--- BEGIN Entries supplied ---

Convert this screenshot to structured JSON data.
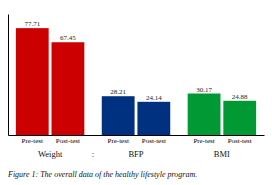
{
  "chart_data": {
    "type": "bar",
    "categories": [
      "Pre-test",
      "Post-test"
    ],
    "series": [
      {
        "name": "Weight",
        "color": "#cc0000",
        "values": [
          77.71,
          67.45
        ]
      },
      {
        "name": "BFP",
        "color": "#003080",
        "values": [
          28.21,
          24.14
        ]
      },
      {
        "name": "BMI",
        "color": "#009933",
        "values": [
          30.17,
          24.88
        ]
      }
    ],
    "ylim": [
      0,
      88
    ],
    "data_labels": true,
    "tick_labels": "x",
    "grid": false,
    "annotations": [
      ":"
    ],
    "caption": "Figure 1: The overall data of the healthy lifestyle program."
  }
}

--- END Entries supplied ---

> Task details
Nothing in the entries should change as you copy them, except that the pictures are left out.

> Problem solution
Convert this screenshot to structured JSON data.
{
  "chart_data": {
    "type": "bar",
    "categories": [
      "Pre-test",
      "Post-test"
    ],
    "series": [
      {
        "name": "Weight",
        "color": "#cc0000",
        "values": [
          77.71,
          67.45
        ]
      },
      {
        "name": "BFP",
        "color": "#003080",
        "values": [
          28.21,
          24.14
        ]
      },
      {
        "name": "BMI",
        "color": "#009933",
        "values": [
          30.17,
          24.88
        ]
      }
    ],
    "ylim": [
      0,
      88
    ],
    "data_labels": true,
    "tick_labels": "x",
    "grid": false,
    "annotations": [
      ":"
    ],
    "caption": "Figure 1: The overall data of the healthy lifestyle program."
  }
}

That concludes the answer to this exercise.